BEGIN Entries shown
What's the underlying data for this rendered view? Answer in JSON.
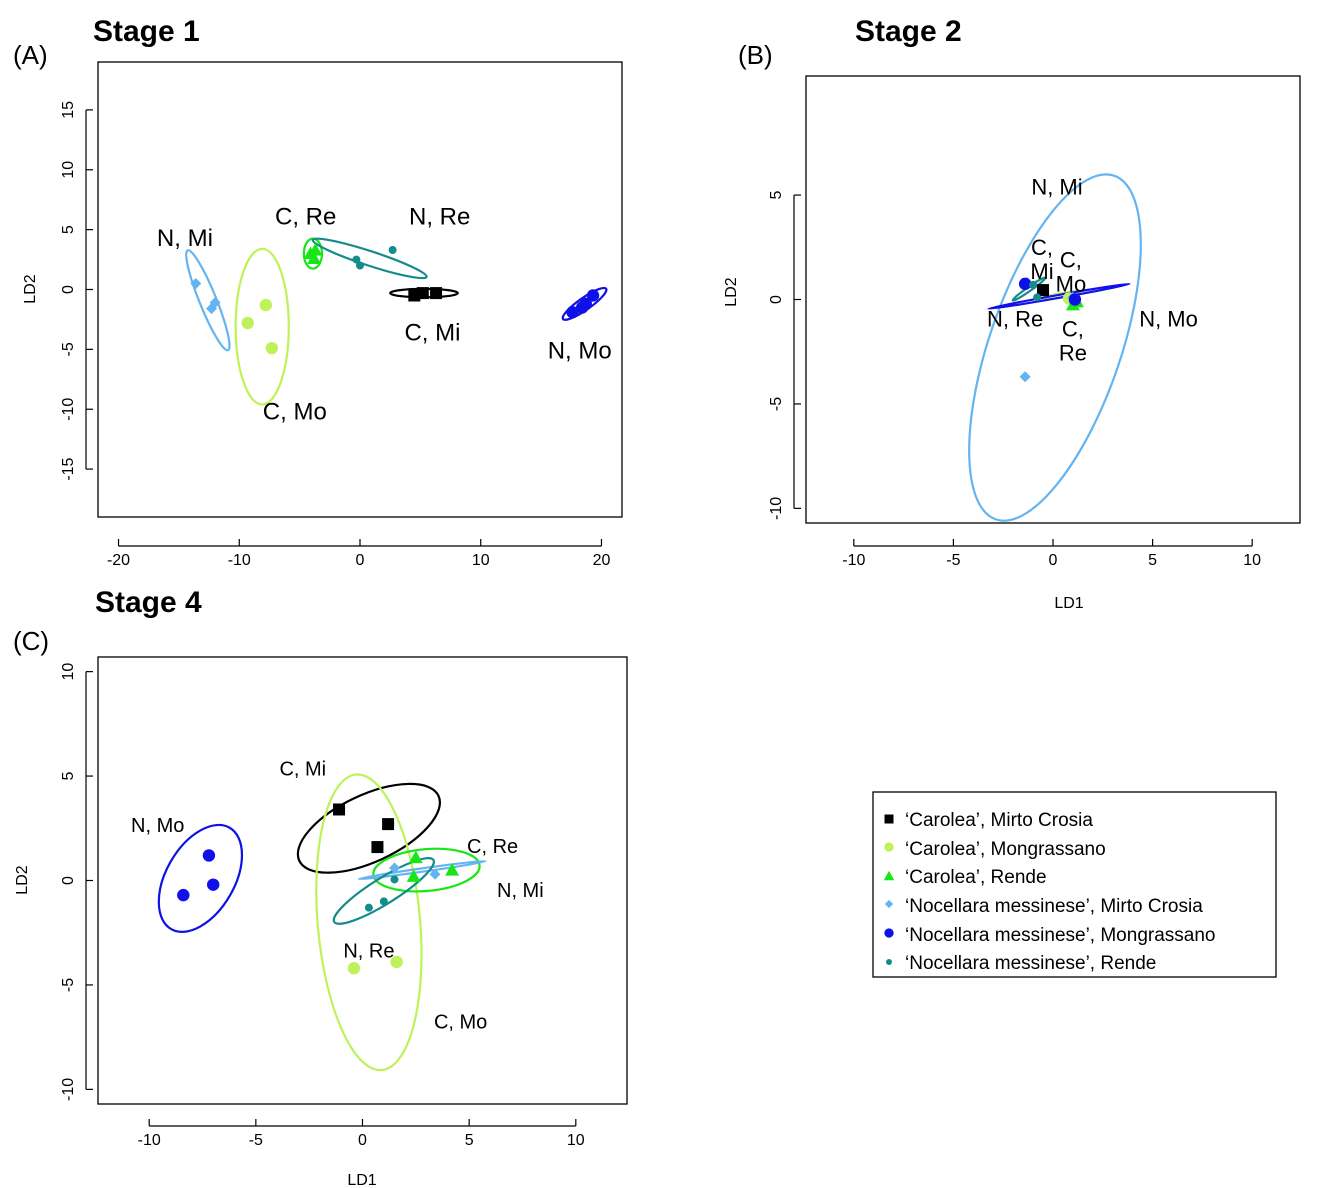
{
  "colors": {
    "C_Mi": "#000000",
    "C_Mo": "#bff25a",
    "C_Re": "#19e619",
    "N_Mi": "#64b4f0",
    "N_Mo": "#1010e8",
    "N_Re": "#148c8c"
  },
  "legend": [
    {
      "key": "C_Mi",
      "marker": "square",
      "label": "‘Carolea’, Mirto Crosia"
    },
    {
      "key": "C_Mo",
      "marker": "circle",
      "label": "‘Carolea’, Mongrassano"
    },
    {
      "key": "C_Re",
      "marker": "triangle",
      "label": "‘Carolea’, Rende"
    },
    {
      "key": "N_Mi",
      "marker": "diamond",
      "label": "‘Nocellara messinese’, Mirto Crosia"
    },
    {
      "key": "N_Mo",
      "marker": "circle",
      "label": "‘Nocellara messinese’, Mongrassano"
    },
    {
      "key": "N_Re",
      "marker": "smallcircle",
      "label": "‘Nocellara messinese’, Rende"
    }
  ],
  "chart_data": [
    {
      "type": "scatter",
      "panel": "(A)",
      "title": "Stage 1",
      "xlabel": "",
      "ylabel": "LD2",
      "xlim": [
        -21.7,
        21.7
      ],
      "ylim": [
        -19,
        19
      ],
      "xticks": [
        -20,
        -10,
        0,
        10,
        20
      ],
      "yticks": [
        -15,
        -10,
        -5,
        0,
        5,
        10,
        15
      ],
      "series": [
        {
          "key": "C_Mi",
          "points": [
            [
              4.5,
              -0.5
            ],
            [
              5.2,
              -0.3
            ],
            [
              6.3,
              -0.3
            ]
          ],
          "ellipse": {
            "cx": 5.3,
            "cy": -0.3,
            "rx": 2.8,
            "ry": 0.35,
            "angle": 0
          },
          "label": "C, Mi",
          "label_pos": [
            6,
            -3.6
          ]
        },
        {
          "key": "C_Mo",
          "points": [
            [
              -9.3,
              -2.8
            ],
            [
              -7.8,
              -1.3
            ],
            [
              -7.3,
              -4.9
            ]
          ],
          "ellipse": {
            "cx": -8.1,
            "cy": -3.1,
            "rx": 2.2,
            "ry": 6.5,
            "angle": 0
          },
          "label": "C, Mo",
          "label_pos": [
            -5.4,
            -10.2
          ]
        },
        {
          "key": "C_Re",
          "points": [
            [
              -4.1,
              3.0
            ],
            [
              -3.7,
              3.3
            ],
            [
              -3.8,
              2.6
            ]
          ],
          "ellipse": {
            "cx": -3.9,
            "cy": 3.0,
            "rx": 0.75,
            "ry": 1.25,
            "angle": 0
          },
          "label": "C, Re",
          "label_pos": [
            -4.5,
            6.1
          ]
        },
        {
          "key": "N_Mi",
          "points": [
            [
              -13.6,
              0.5
            ],
            [
              -12.3,
              -1.6
            ],
            [
              -12.0,
              -1.1
            ]
          ],
          "ellipse": {
            "cx": -12.6,
            "cy": -0.9,
            "rx": 0.7,
            "ry": 4.5,
            "angle": -22
          },
          "label": "N, Mi",
          "label_pos": [
            -14.5,
            4.3
          ]
        },
        {
          "key": "N_Mo",
          "points": [
            [
              17.6,
              -1.9
            ],
            [
              18.4,
              -1.5
            ],
            [
              19.3,
              -0.5
            ],
            [
              18.7,
              -1.2
            ]
          ],
          "ellipse": {
            "cx": 18.6,
            "cy": -1.2,
            "rx": 0.5,
            "ry": 2.2,
            "angle": 55
          },
          "label": "N, Mo",
          "label_pos": [
            18.2,
            -5.1
          ]
        },
        {
          "key": "N_Re",
          "points": [
            [
              -0.3,
              2.5
            ],
            [
              0.0,
              2.0
            ],
            [
              2.7,
              3.3
            ]
          ],
          "ellipse": {
            "cx": 0.8,
            "cy": 2.6,
            "rx": 0.6,
            "ry": 5.0,
            "angle": -72
          },
          "label": "N, Re",
          "label_pos": [
            6.6,
            6.1
          ]
        }
      ]
    },
    {
      "type": "scatter",
      "panel": "(B)",
      "title": "Stage 2",
      "xlabel": "LD1",
      "ylabel": "LD2",
      "xlim": [
        -12.4,
        12.4
      ],
      "ylim": [
        -10.7,
        10.7
      ],
      "xticks": [
        -10,
        -5,
        0,
        5,
        10
      ],
      "yticks": [
        -10,
        -5,
        0,
        5
      ],
      "series": [
        {
          "key": "C_Mi",
          "points": [
            [
              -0.5,
              0.45
            ]
          ],
          "ellipse": null,
          "label": "C, Mi",
          "label_pos": [
            -0.55,
            1.6
          ]
        },
        {
          "key": "C_Mo",
          "points": [
            [
              0.8,
              0.05
            ]
          ],
          "ellipse": {
            "cx": 0.4,
            "cy": 0.2,
            "rx": 1.0,
            "ry": 0.1,
            "angle": -10
          },
          "label": "C, Mo",
          "label_pos": [
            0.9,
            1.0
          ]
        },
        {
          "key": "C_Re",
          "points": [
            [
              1.0,
              -0.25
            ],
            [
              1.2,
              -0.1
            ]
          ],
          "ellipse": null,
          "label": "C, Re",
          "label_pos": [
            1.0,
            -2.3
          ]
        },
        {
          "key": "N_Mi",
          "points": [
            [
              -1.4,
              -3.7
            ],
            [
              -1.3,
              0.8
            ],
            [
              1.0,
              0.1
            ]
          ],
          "ellipse": {
            "cx": 0.1,
            "cy": -2.3,
            "rx": 3.3,
            "ry": 8.7,
            "angle": 19
          },
          "label": "N, Mi",
          "label_pos": [
            0.2,
            5.4
          ]
        },
        {
          "key": "N_Mo",
          "points": [
            [
              -1.4,
              0.75
            ],
            [
              1.1,
              0.0
            ]
          ],
          "ellipse": {
            "cx": 0.3,
            "cy": 0.15,
            "rx": 3.6,
            "ry": 0.07,
            "angle": -10
          },
          "label": "N, Mo",
          "label_pos": [
            5.8,
            -0.9
          ]
        },
        {
          "key": "N_Re",
          "points": [
            [
              -0.8,
              0.1
            ],
            [
              -1.0,
              0.7
            ]
          ],
          "ellipse": {
            "cx": -1.2,
            "cy": 0.5,
            "rx": 1.0,
            "ry": 0.1,
            "angle": -35
          },
          "label": "N, Re",
          "label_pos": [
            -1.9,
            -0.9
          ]
        }
      ]
    },
    {
      "type": "scatter",
      "panel": "(C)",
      "title": "Stage 4",
      "xlabel": "LD1",
      "ylabel": "LD2",
      "xlim": [
        -12.4,
        12.4
      ],
      "ylim": [
        -10.7,
        10.7
      ],
      "xticks": [
        -10,
        -5,
        0,
        5,
        10
      ],
      "yticks": [
        -10,
        -5,
        0,
        5,
        10
      ],
      "series": [
        {
          "key": "C_Mi",
          "points": [
            [
              -1.1,
              3.4
            ],
            [
              1.2,
              2.7
            ],
            [
              0.7,
              1.6
            ]
          ],
          "ellipse": {
            "cx": 0.3,
            "cy": 2.5,
            "rx": 3.6,
            "ry": 1.6,
            "angle": -25
          },
          "label": "C, Mi",
          "label_pos": [
            -2.8,
            5.4
          ]
        },
        {
          "key": "C_Mo",
          "points": [
            [
              -0.4,
              -4.2
            ],
            [
              1.6,
              -3.9
            ]
          ],
          "ellipse": {
            "cx": 0.3,
            "cy": -2.0,
            "rx": 2.4,
            "ry": 7.1,
            "angle": -5
          },
          "label": "C, Mo",
          "label_pos": [
            4.6,
            -6.7
          ]
        },
        {
          "key": "C_Re",
          "points": [
            [
              2.5,
              1.1
            ],
            [
              4.2,
              0.5
            ],
            [
              2.4,
              0.2
            ]
          ],
          "ellipse": {
            "cx": 3.0,
            "cy": 0.5,
            "rx": 2.5,
            "ry": 1.0,
            "angle": -5
          },
          "label": "C, Re",
          "label_pos": [
            6.1,
            1.7
          ]
        },
        {
          "key": "N_Mi",
          "points": [
            [
              3.4,
              0.3
            ],
            [
              1.5,
              0.6
            ]
          ],
          "ellipse": {
            "cx": 2.8,
            "cy": 0.5,
            "rx": 3.0,
            "ry": 0.08,
            "angle": -8
          },
          "label": "N, Mi",
          "label_pos": [
            7.4,
            -0.4
          ]
        },
        {
          "key": "N_Mo",
          "points": [
            [
              -7.2,
              1.2
            ],
            [
              -7.0,
              -0.2
            ],
            [
              -8.4,
              -0.7
            ]
          ],
          "ellipse": {
            "cx": -7.6,
            "cy": 0.1,
            "rx": 1.6,
            "ry": 2.8,
            "angle": 30
          },
          "label": "N, Mo",
          "label_pos": [
            -9.6,
            2.7
          ]
        },
        {
          "key": "N_Re",
          "points": [
            [
              0.3,
              -1.3
            ],
            [
              1.0,
              -1.0
            ],
            [
              1.5,
              0.05
            ]
          ],
          "ellipse": {
            "cx": 1.0,
            "cy": -0.5,
            "rx": 0.6,
            "ry": 2.8,
            "angle": 58
          },
          "label": "N, Re",
          "label_pos": [
            0.3,
            -3.3
          ]
        }
      ]
    }
  ]
}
END Entries shown
◆ Written instruction ◆
Copy all lines from the material that contain "Crosia".

◆ Task answer ◆
      "label": "‘Carolea’, Mirto Crosia"
      "label": "‘Nocellara messinese’, Mirto Crosia"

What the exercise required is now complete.